**DATA FOR THIS TASK**
○ ○ ○ ○ ○ ○ ○
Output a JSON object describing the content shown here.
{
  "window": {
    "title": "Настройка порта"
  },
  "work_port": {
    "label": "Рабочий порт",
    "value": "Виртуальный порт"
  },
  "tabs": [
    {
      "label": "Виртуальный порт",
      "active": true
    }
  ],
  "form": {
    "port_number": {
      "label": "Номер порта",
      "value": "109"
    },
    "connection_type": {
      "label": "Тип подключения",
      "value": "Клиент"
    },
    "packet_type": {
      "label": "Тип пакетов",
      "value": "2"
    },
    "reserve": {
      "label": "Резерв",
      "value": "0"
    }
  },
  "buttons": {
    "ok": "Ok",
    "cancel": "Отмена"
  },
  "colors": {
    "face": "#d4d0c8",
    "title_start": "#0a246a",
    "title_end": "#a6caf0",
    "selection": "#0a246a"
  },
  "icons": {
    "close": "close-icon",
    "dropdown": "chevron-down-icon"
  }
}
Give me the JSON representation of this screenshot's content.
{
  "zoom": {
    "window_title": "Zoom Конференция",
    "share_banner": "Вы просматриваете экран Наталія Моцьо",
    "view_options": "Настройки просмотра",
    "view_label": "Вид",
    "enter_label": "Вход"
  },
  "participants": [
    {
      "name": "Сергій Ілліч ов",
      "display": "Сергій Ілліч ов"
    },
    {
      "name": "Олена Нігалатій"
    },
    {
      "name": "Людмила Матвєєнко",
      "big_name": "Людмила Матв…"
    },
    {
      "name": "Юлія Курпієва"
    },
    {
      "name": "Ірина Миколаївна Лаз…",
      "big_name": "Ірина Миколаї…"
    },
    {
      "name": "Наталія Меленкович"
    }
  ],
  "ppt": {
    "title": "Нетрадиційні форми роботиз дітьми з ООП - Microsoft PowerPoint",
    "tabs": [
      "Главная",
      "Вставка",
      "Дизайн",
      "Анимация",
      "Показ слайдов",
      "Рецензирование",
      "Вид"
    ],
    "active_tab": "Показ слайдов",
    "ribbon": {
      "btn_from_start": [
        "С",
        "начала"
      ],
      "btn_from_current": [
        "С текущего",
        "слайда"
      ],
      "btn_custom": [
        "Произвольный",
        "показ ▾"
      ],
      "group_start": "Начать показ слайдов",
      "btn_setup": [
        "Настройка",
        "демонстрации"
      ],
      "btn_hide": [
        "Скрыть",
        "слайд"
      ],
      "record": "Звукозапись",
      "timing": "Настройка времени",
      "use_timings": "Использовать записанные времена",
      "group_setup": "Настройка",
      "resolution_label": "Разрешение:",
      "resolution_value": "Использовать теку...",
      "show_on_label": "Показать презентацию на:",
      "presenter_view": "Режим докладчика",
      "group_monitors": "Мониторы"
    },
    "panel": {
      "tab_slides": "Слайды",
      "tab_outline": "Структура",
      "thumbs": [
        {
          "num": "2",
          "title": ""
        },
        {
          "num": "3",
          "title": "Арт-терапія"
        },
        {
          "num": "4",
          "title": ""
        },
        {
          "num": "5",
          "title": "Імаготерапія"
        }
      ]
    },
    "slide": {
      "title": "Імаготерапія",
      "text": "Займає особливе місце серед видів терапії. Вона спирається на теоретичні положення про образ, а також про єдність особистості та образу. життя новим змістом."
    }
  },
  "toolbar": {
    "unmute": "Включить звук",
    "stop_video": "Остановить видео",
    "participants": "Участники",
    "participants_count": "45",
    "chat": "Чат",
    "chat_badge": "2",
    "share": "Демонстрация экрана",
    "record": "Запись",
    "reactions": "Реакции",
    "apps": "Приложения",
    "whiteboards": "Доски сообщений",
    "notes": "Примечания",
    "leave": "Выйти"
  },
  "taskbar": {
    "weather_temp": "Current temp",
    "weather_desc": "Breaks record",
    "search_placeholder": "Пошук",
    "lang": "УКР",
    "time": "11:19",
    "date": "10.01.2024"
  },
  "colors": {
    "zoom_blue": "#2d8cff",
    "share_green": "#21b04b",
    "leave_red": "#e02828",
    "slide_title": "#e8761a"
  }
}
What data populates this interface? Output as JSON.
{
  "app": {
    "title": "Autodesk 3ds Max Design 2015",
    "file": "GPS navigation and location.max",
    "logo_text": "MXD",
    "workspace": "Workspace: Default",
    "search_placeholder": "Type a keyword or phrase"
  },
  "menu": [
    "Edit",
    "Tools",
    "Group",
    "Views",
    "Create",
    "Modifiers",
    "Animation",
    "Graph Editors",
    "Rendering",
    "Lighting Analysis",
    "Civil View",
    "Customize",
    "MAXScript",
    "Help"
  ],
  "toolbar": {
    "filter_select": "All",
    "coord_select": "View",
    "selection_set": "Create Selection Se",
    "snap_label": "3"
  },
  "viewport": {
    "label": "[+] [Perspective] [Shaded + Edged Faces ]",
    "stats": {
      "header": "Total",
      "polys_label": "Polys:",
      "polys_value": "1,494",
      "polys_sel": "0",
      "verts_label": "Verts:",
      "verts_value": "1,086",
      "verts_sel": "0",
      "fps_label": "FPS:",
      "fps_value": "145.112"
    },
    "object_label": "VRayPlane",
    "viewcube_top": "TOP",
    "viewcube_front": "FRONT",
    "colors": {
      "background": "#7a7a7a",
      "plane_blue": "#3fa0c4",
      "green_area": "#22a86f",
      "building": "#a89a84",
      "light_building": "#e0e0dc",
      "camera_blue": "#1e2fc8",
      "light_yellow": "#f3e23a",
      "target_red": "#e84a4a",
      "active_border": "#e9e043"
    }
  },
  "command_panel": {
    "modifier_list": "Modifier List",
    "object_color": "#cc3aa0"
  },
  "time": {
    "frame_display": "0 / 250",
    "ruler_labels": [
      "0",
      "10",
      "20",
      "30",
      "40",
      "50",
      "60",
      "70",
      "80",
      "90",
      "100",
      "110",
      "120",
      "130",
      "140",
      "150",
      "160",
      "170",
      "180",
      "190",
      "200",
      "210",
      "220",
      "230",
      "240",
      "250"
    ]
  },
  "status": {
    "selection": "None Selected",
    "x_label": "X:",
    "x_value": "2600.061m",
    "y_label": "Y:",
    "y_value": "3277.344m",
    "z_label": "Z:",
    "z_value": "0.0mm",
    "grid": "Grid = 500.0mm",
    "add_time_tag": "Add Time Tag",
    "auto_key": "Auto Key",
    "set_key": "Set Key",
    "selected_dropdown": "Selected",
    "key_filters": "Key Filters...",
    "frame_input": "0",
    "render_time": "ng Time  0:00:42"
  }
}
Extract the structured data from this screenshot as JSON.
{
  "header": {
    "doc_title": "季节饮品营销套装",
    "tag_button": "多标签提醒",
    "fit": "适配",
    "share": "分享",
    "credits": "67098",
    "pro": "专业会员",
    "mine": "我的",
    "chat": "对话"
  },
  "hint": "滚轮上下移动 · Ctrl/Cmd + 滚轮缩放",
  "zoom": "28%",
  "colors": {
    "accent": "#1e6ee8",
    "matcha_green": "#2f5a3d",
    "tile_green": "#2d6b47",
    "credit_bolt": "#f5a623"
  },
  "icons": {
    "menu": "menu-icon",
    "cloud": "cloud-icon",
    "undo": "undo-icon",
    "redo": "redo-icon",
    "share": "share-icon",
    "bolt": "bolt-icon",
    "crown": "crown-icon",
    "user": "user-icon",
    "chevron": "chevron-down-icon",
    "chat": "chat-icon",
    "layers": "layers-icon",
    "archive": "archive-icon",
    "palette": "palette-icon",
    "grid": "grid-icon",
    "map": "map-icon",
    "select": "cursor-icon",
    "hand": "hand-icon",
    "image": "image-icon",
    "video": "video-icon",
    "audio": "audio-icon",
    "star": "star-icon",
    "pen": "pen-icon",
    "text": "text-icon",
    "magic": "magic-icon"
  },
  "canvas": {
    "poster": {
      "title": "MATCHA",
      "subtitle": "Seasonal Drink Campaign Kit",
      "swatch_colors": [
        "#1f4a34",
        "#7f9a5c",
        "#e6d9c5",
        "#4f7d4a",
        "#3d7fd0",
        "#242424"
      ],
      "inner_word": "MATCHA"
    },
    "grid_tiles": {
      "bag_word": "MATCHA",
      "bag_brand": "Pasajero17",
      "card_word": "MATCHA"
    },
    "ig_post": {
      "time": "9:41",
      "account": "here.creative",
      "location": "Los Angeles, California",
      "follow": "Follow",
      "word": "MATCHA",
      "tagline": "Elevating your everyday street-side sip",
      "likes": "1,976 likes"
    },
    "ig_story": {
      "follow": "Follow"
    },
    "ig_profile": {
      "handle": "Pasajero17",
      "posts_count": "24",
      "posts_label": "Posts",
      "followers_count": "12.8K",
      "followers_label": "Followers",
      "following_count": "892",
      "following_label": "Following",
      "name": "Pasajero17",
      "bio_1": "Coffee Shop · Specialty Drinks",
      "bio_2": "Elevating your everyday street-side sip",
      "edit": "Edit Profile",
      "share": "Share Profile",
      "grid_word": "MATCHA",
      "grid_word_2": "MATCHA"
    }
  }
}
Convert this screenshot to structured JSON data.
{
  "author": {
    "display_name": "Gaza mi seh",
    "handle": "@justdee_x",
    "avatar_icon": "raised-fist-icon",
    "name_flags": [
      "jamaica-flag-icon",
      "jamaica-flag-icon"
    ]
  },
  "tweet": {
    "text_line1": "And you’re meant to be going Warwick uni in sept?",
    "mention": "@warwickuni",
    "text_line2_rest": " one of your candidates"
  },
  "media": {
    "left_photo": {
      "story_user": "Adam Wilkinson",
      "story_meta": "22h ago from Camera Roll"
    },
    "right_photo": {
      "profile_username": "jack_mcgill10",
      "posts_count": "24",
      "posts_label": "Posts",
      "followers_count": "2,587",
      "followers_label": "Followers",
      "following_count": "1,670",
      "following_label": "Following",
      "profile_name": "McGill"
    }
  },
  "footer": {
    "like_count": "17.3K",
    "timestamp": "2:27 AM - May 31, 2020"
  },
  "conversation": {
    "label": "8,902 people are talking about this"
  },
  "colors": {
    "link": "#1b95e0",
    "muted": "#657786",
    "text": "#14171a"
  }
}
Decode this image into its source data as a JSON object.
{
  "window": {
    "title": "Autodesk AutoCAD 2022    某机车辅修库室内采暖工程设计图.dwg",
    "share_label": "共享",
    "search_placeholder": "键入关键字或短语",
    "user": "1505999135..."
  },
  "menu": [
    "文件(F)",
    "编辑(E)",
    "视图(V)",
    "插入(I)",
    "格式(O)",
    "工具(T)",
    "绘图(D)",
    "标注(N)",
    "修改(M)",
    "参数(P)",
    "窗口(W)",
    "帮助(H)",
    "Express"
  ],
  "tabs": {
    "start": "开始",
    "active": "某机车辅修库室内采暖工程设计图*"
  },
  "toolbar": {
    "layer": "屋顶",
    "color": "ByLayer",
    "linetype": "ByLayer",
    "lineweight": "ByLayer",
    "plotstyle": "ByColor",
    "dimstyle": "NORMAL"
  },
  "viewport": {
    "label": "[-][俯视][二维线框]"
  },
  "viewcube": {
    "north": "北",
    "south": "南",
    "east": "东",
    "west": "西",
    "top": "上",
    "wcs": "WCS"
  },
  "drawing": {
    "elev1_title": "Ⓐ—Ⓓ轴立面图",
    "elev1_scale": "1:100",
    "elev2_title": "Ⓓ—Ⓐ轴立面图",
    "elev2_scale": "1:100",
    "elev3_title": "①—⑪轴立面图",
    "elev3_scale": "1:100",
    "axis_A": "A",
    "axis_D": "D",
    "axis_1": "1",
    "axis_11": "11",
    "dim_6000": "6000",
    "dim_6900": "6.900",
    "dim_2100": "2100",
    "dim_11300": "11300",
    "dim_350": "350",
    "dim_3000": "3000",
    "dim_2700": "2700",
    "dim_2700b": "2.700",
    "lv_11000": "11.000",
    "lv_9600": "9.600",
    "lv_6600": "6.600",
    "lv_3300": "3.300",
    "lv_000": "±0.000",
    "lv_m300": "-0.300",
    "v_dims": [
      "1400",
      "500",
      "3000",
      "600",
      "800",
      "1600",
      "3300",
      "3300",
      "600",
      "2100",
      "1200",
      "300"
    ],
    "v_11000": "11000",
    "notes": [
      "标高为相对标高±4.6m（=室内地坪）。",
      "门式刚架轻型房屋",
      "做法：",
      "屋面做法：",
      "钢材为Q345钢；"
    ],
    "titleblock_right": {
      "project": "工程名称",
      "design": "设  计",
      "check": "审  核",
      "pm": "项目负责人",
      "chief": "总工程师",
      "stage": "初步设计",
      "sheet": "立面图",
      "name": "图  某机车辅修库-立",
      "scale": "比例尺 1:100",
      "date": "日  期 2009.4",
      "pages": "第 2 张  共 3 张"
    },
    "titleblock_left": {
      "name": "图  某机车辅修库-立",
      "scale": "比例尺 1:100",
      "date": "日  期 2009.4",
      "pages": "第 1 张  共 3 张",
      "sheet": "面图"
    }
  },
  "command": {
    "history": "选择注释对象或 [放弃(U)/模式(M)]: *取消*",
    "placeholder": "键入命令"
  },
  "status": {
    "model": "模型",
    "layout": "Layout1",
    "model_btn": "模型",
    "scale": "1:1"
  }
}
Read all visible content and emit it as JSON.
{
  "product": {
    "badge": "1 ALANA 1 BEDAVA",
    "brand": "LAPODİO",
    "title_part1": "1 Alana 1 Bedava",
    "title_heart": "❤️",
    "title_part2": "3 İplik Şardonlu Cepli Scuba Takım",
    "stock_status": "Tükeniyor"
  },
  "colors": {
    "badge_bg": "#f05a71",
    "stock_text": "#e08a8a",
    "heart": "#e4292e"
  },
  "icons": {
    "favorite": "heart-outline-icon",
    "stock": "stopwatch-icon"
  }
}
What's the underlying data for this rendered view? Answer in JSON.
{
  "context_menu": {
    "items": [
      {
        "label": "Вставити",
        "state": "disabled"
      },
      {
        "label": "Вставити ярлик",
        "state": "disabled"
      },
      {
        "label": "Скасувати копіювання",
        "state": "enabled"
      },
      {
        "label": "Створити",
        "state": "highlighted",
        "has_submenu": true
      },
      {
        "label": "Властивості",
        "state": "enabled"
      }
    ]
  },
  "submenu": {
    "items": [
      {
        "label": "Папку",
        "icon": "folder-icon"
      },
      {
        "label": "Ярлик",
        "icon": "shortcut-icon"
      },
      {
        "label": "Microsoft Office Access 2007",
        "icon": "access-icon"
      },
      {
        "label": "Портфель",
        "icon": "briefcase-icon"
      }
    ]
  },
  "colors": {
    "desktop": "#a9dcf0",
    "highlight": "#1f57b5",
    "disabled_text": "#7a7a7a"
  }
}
○ ○ ○ ○ ○ ○ ○
**YOUR INSTRUCTIONS**
Which lines hold the string "Виртуальный"? Copy all of them from the data above.

**TASK RESULT**
    "value": "Виртуальный порт"
      "label": "Виртуальный порт",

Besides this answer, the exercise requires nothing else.